[Listings of boxed layout items]
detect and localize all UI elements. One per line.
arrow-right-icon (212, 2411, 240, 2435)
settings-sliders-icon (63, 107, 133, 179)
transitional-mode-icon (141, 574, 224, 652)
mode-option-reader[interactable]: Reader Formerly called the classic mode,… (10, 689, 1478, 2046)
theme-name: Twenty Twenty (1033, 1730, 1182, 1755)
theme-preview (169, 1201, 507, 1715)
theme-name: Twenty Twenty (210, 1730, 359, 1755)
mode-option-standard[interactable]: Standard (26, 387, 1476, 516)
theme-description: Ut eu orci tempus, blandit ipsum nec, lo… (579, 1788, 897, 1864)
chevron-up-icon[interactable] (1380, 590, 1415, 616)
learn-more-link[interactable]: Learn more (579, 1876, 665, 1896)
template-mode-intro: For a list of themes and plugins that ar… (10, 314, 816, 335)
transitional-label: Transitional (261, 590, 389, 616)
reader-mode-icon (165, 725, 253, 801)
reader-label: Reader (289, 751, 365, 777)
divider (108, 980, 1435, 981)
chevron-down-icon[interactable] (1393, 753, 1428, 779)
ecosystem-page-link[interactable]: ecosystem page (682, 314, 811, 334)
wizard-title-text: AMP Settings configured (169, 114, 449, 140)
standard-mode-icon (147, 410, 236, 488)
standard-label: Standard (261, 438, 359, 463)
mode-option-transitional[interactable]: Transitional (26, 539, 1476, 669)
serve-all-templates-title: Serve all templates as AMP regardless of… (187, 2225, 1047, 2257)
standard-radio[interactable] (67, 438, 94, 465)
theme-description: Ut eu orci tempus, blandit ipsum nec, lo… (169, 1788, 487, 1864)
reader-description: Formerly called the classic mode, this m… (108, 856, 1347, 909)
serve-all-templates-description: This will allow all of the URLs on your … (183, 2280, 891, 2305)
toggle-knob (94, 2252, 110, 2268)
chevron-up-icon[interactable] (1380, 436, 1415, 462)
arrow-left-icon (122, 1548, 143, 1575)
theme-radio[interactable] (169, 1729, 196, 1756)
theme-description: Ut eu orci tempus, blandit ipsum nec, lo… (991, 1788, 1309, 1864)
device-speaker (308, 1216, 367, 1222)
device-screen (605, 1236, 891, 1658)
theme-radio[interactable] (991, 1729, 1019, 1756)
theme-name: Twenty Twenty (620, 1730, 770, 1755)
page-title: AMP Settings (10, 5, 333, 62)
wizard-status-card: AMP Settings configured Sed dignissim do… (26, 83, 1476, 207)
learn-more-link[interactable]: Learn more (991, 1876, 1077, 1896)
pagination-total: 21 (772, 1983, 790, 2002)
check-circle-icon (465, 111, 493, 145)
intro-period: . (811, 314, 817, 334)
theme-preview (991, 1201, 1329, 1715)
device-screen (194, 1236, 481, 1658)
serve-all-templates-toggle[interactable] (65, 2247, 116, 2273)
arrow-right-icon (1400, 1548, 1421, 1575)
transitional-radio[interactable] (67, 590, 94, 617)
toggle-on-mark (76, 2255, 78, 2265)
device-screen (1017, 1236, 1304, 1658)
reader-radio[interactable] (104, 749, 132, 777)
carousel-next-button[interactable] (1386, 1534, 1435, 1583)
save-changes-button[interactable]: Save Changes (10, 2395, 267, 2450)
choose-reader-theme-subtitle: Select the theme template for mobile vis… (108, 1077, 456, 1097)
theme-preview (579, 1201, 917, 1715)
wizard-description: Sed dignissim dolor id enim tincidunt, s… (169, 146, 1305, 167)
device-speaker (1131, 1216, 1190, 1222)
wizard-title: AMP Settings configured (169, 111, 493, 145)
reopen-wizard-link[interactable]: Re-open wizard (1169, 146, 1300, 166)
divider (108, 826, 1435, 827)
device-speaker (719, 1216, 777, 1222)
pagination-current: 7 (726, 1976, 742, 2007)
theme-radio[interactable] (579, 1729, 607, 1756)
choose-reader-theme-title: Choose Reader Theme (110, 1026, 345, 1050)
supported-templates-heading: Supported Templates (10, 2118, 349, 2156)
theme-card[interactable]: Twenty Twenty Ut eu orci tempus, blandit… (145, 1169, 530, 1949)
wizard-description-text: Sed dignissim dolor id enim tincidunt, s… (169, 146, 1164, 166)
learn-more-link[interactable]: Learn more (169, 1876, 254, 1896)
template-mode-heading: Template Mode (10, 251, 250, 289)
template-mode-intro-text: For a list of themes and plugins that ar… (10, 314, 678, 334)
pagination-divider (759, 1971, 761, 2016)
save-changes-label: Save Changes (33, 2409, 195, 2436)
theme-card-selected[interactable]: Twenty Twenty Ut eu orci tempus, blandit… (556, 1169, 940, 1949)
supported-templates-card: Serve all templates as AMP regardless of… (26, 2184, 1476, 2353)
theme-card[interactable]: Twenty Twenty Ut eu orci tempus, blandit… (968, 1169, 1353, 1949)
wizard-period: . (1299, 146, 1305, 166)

What is asked:
Convert every line of the material into a JSON list of strings, one string per line, leaving out any blank lines.

Exercise output:
[
  "detect and localize all UI elements. One per line.",
  "arrow-right-icon (212, 2411, 240, 2435)",
  "settings-sliders-icon (63, 107, 133, 179)",
  "transitional-mode-icon (141, 574, 224, 652)",
  "mode-option-reader[interactable]: Reader Formerly called the classic mode,… (10, 689, 1478, 2046)",
  "theme-name: Twenty Twenty (1033, 1730, 1182, 1755)",
  "theme-preview (169, 1201, 507, 1715)",
  "theme-name: Twenty Twenty (210, 1730, 359, 1755)",
  "mode-option-standard[interactable]: Standard (26, 387, 1476, 516)",
  "theme-description: Ut eu orci tempus, blandit ipsum nec, lo… (579, 1788, 897, 1864)",
  "chevron-up-icon[interactable] (1380, 590, 1415, 616)",
  "learn-more-link[interactable]: Learn more (579, 1876, 665, 1896)",
  "template-mode-intro: For a list of themes and plugins that ar… (10, 314, 816, 335)",
  "transitional-label: Transitional (261, 590, 389, 616)",
  "reader-mode-icon (165, 725, 253, 801)",
  "reader-label: Reader (289, 751, 365, 777)",
  "divider (108, 980, 1435, 981)",
  "chevron-down-icon[interactable] (1393, 753, 1428, 779)",
  "ecosystem-page-link[interactable]: ecosystem page (682, 314, 811, 334)",
  "wizard-title-text: AMP Settings configured (169, 114, 449, 140)",
  "standard-mode-icon (147, 410, 236, 488)",
  "standard-label: Standard (261, 438, 359, 463)",
  "mode-option-transitional[interactable]: Transitional (26, 539, 1476, 669)",
  "serve-all-templates-title: Serve all templates as AMP regardless of… (187, 2225, 1047, 2257)",
  "standard-radio[interactable] (67, 438, 94, 465)",
  "theme-description: Ut eu orci tempus, blandit ipsum nec, lo… (169, 1788, 487, 1864)",
  "reader-description: Formerly called the classic mode, this m… (108, 856, 1347, 909)",
  "serve-all-templates-description: This will allow all of the URLs on your … (183, 2280, 891, 2305)",
  "toggle-knob (94, 2252, 110, 2268)",
  "chevron-up-icon[interactable] (1380, 436, 1415, 462)",
  "arrow-left-icon (122, 1548, 143, 1575)",
  "theme-radio[interactable] (169, 1729, 196, 1756)",
  "theme-description: Ut eu orci tempus, blandit ipsum nec, lo… (991, 1788, 1309, 1864)",
  "device-speaker (308, 1216, 367, 1222)",
  "device-screen (605, 1236, 891, 1658)",
  "theme-radio[interactable] (991, 1729, 1019, 1756)",
  "theme-name: Twenty Twenty (620, 1730, 770, 1755)",
  "page-title: AMP Settings (10, 5, 333, 62)",
  "wizard-status-card: AMP Settings configured Sed dignissim do… (26, 83, 1476, 207)",
  "learn-more-link[interactable]: Learn more (991, 1876, 1077, 1896)",
  "pagination-total: 21 (772, 1983, 790, 2002)",
  "check-circle-icon (465, 111, 493, 145)",
  "intro-period: . (811, 314, 817, 334)",
  "theme-preview (991, 1201, 1329, 1715)",
  "device-screen (194, 1236, 481, 1658)",
  "serve-all-templates-toggle[interactable] (65, 2247, 116, 2273)",
  "arrow-right-icon (1400, 1548, 1421, 1575)",
  "transitional-radio[interactable] (67, 590, 94, 617)",
  "toggle-on-mark (76, 2255, 78, 2265)",
  "device-screen (1017, 1236, 1304, 1658)",
  "reader-radio[interactable] (104, 749, 132, 777)",
  "carousel-next-button[interactable] (1386, 1534, 1435, 1583)",
  "save-changes-button[interactable]: Save Changes (10, 2395, 267, 2450)",
  "choose-reader-theme-subtitle: Select the theme template for mobile vis… (108, 1077, 456, 1097)",
  "theme-preview (579, 1201, 917, 1715)",
  "wizard-description: Sed dignissim dolor id enim tincidunt, s… (169, 146, 1305, 167)",
  "device-speaker (1131, 1216, 1190, 1222)",
  "wizard-title: AMP Settings configured (169, 111, 493, 145)",
  "reopen-wizard-link[interactable]: Re-open wizard (1169, 146, 1300, 166)",
  "divider (108, 826, 1435, 827)",
  "device-speaker (719, 1216, 777, 1222)",
  "pagination-current: 7 (726, 1976, 742, 2007)",
  "theme-radio[interactable] (579, 1729, 607, 1756)",
  "choose-reader-theme-title: Choose Reader Theme (110, 1026, 345, 1050)",
  "supported-templates-heading: Supported Templates (10, 2118, 349, 2156)",
  "theme-card[interactable]: Twenty Twenty Ut eu orci tempus, blandit… (145, 1169, 530, 1949)",
  "wizard-description-text: Sed dignissim dolor id enim tincidunt, s… (169, 146, 1164, 166)",
  "learn-more-link[interactable]: Learn more (169, 1876, 254, 1896)",
  "template-mode-heading: Template Mode (10, 251, 250, 289)",
  "template-mode-intro-text: For a list of themes and plugins that ar… (10, 314, 678, 334)",
  "pagination-divider (759, 1971, 761, 2016)",
  "save-changes-label: Save Changes (33, 2409, 195, 2436)",
  "theme-card-selected[interactable]: Twenty Twenty Ut eu orci tempus, blandit… (556, 1169, 940, 1949)",
  "supported-templates-card: Serve all templates as AMP regardless of… (26, 2184, 1476, 2353)",
  "theme-card[interactable]: Twenty Twenty Ut eu orci tempus, blandit… (968, 1169, 1353, 1949)",
  "wizard-period: . (1299, 146, 1305, 166)"
]